Directions: Without the images, output each record below as it stands.

* Start Given data *

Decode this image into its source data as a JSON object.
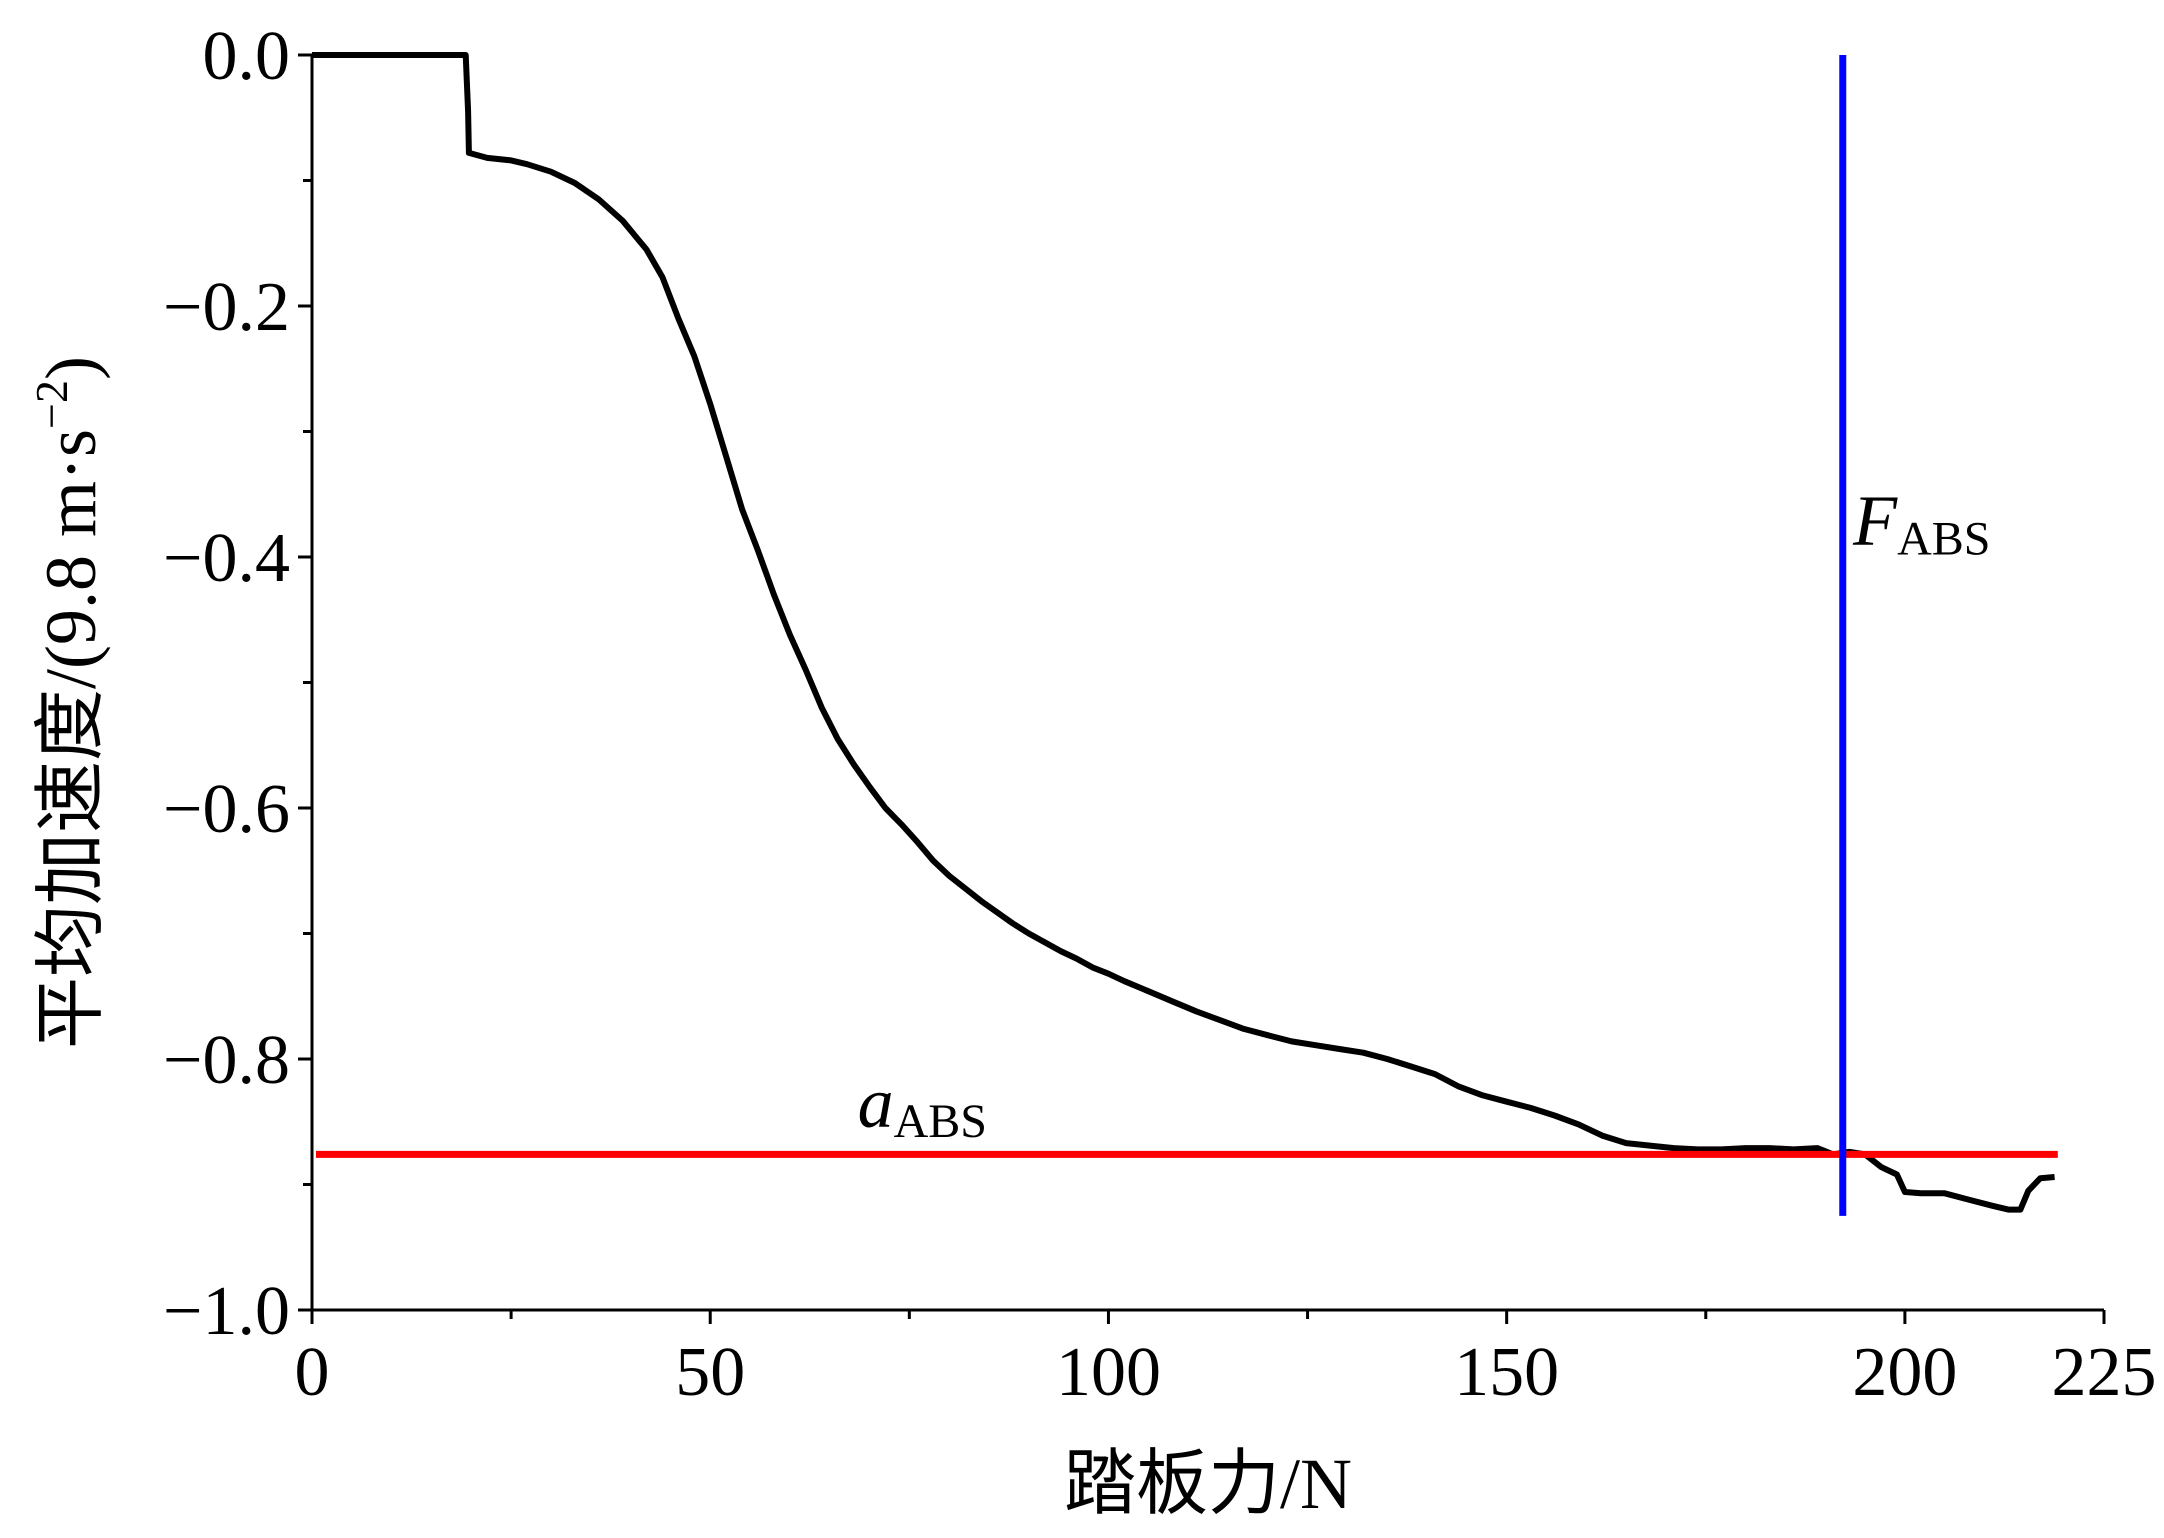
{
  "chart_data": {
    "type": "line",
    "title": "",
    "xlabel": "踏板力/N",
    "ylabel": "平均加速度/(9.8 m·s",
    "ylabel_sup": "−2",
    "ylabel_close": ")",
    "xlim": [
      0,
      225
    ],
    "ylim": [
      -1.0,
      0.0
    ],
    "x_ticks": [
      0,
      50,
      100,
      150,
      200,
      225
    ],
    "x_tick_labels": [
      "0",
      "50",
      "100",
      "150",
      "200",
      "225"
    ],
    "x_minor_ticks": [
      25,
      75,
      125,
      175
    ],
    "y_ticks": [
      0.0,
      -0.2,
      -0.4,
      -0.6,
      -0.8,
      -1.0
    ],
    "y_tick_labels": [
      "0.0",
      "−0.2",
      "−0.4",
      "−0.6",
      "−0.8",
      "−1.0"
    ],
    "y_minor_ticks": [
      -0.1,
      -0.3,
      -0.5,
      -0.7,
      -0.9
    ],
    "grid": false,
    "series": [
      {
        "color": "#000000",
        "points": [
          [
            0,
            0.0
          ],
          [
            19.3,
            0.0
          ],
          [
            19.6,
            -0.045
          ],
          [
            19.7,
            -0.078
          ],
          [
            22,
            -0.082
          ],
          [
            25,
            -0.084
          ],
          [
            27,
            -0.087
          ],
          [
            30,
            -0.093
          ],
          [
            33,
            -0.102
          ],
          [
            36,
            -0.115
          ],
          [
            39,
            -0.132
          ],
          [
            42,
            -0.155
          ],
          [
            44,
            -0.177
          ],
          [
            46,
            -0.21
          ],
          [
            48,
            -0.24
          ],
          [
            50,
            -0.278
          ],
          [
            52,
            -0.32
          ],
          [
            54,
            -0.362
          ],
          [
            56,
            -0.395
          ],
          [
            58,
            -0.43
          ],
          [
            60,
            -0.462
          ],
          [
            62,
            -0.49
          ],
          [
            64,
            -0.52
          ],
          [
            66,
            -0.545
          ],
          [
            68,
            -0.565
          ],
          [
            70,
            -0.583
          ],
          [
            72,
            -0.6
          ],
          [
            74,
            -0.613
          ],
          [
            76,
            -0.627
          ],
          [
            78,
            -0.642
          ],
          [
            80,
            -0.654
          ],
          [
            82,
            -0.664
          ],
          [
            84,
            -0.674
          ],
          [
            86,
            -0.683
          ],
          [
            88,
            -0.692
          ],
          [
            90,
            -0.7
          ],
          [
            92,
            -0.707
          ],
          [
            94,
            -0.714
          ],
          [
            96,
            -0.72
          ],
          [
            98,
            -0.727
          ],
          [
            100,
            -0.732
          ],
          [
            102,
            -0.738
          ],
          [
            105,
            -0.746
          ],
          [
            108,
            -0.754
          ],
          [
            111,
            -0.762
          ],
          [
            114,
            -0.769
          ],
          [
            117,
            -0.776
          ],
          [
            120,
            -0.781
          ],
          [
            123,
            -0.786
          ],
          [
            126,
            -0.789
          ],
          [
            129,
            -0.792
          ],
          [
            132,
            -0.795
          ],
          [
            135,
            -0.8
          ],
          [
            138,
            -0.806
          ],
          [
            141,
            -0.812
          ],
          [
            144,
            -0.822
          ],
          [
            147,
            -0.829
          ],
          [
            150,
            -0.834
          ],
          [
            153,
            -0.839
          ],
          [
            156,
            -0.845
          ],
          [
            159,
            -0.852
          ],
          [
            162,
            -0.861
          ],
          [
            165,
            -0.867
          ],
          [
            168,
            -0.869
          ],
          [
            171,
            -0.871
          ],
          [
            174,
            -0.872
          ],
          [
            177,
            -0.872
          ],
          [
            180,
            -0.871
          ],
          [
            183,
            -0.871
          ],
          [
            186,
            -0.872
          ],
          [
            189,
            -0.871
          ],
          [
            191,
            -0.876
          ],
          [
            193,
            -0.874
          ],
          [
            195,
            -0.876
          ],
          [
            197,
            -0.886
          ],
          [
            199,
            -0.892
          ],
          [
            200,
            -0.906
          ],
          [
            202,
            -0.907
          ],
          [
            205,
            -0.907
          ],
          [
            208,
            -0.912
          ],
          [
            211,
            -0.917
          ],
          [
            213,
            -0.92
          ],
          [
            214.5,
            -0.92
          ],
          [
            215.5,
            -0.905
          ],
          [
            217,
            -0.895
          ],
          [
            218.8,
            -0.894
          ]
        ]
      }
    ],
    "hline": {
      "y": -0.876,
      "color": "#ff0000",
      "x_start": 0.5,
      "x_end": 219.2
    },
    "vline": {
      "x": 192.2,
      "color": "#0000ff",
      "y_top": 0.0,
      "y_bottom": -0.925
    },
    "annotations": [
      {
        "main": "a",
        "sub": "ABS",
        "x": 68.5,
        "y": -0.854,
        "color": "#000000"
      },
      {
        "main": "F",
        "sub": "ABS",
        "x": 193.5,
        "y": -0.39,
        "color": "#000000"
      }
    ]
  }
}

* End Given data *

Finished task:
Decode this image into its source data as a JSON object.
{
  "chart_data": {
    "type": "line",
    "title": "",
    "xlabel": "踏板力/N",
    "ylabel": "平均加速度/(9.8 m·s",
    "ylabel_sup": "−2",
    "ylabel_close": ")",
    "xlim": [
      0,
      225
    ],
    "ylim": [
      -1.0,
      0.0
    ],
    "x_ticks": [
      0,
      50,
      100,
      150,
      200,
      225
    ],
    "x_tick_labels": [
      "0",
      "50",
      "100",
      "150",
      "200",
      "225"
    ],
    "x_minor_ticks": [
      25,
      75,
      125,
      175
    ],
    "y_ticks": [
      0.0,
      -0.2,
      -0.4,
      -0.6,
      -0.8,
      -1.0
    ],
    "y_tick_labels": [
      "0.0",
      "−0.2",
      "−0.4",
      "−0.6",
      "−0.8",
      "−1.0"
    ],
    "y_minor_ticks": [
      -0.1,
      -0.3,
      -0.5,
      -0.7,
      -0.9
    ],
    "grid": false,
    "series": [
      {
        "color": "#000000",
        "points": [
          [
            0,
            0.0
          ],
          [
            19.3,
            0.0
          ],
          [
            19.6,
            -0.045
          ],
          [
            19.7,
            -0.078
          ],
          [
            22,
            -0.082
          ],
          [
            25,
            -0.084
          ],
          [
            27,
            -0.087
          ],
          [
            30,
            -0.093
          ],
          [
            33,
            -0.102
          ],
          [
            36,
            -0.115
          ],
          [
            39,
            -0.132
          ],
          [
            42,
            -0.155
          ],
          [
            44,
            -0.177
          ],
          [
            46,
            -0.21
          ],
          [
            48,
            -0.24
          ],
          [
            50,
            -0.278
          ],
          [
            52,
            -0.32
          ],
          [
            54,
            -0.362
          ],
          [
            56,
            -0.395
          ],
          [
            58,
            -0.43
          ],
          [
            60,
            -0.462
          ],
          [
            62,
            -0.49
          ],
          [
            64,
            -0.52
          ],
          [
            66,
            -0.545
          ],
          [
            68,
            -0.565
          ],
          [
            70,
            -0.583
          ],
          [
            72,
            -0.6
          ],
          [
            74,
            -0.613
          ],
          [
            76,
            -0.627
          ],
          [
            78,
            -0.642
          ],
          [
            80,
            -0.654
          ],
          [
            82,
            -0.664
          ],
          [
            84,
            -0.674
          ],
          [
            86,
            -0.683
          ],
          [
            88,
            -0.692
          ],
          [
            90,
            -0.7
          ],
          [
            92,
            -0.707
          ],
          [
            94,
            -0.714
          ],
          [
            96,
            -0.72
          ],
          [
            98,
            -0.727
          ],
          [
            100,
            -0.732
          ],
          [
            102,
            -0.738
          ],
          [
            105,
            -0.746
          ],
          [
            108,
            -0.754
          ],
          [
            111,
            -0.762
          ],
          [
            114,
            -0.769
          ],
          [
            117,
            -0.776
          ],
          [
            120,
            -0.781
          ],
          [
            123,
            -0.786
          ],
          [
            126,
            -0.789
          ],
          [
            129,
            -0.792
          ],
          [
            132,
            -0.795
          ],
          [
            135,
            -0.8
          ],
          [
            138,
            -0.806
          ],
          [
            141,
            -0.812
          ],
          [
            144,
            -0.822
          ],
          [
            147,
            -0.829
          ],
          [
            150,
            -0.834
          ],
          [
            153,
            -0.839
          ],
          [
            156,
            -0.845
          ],
          [
            159,
            -0.852
          ],
          [
            162,
            -0.861
          ],
          [
            165,
            -0.867
          ],
          [
            168,
            -0.869
          ],
          [
            171,
            -0.871
          ],
          [
            174,
            -0.872
          ],
          [
            177,
            -0.872
          ],
          [
            180,
            -0.871
          ],
          [
            183,
            -0.871
          ],
          [
            186,
            -0.872
          ],
          [
            189,
            -0.871
          ],
          [
            191,
            -0.876
          ],
          [
            193,
            -0.874
          ],
          [
            195,
            -0.876
          ],
          [
            197,
            -0.886
          ],
          [
            199,
            -0.892
          ],
          [
            200,
            -0.906
          ],
          [
            202,
            -0.907
          ],
          [
            205,
            -0.907
          ],
          [
            208,
            -0.912
          ],
          [
            211,
            -0.917
          ],
          [
            213,
            -0.92
          ],
          [
            214.5,
            -0.92
          ],
          [
            215.5,
            -0.905
          ],
          [
            217,
            -0.895
          ],
          [
            218.8,
            -0.894
          ]
        ]
      }
    ],
    "hline": {
      "y": -0.876,
      "color": "#ff0000",
      "x_start": 0.5,
      "x_end": 219.2
    },
    "vline": {
      "x": 192.2,
      "color": "#0000ff",
      "y_top": 0.0,
      "y_bottom": -0.925
    },
    "annotations": [
      {
        "main": "a",
        "sub": "ABS",
        "x": 68.5,
        "y": -0.854,
        "color": "#000000"
      },
      {
        "main": "F",
        "sub": "ABS",
        "x": 193.5,
        "y": -0.39,
        "color": "#000000"
      }
    ]
  }
}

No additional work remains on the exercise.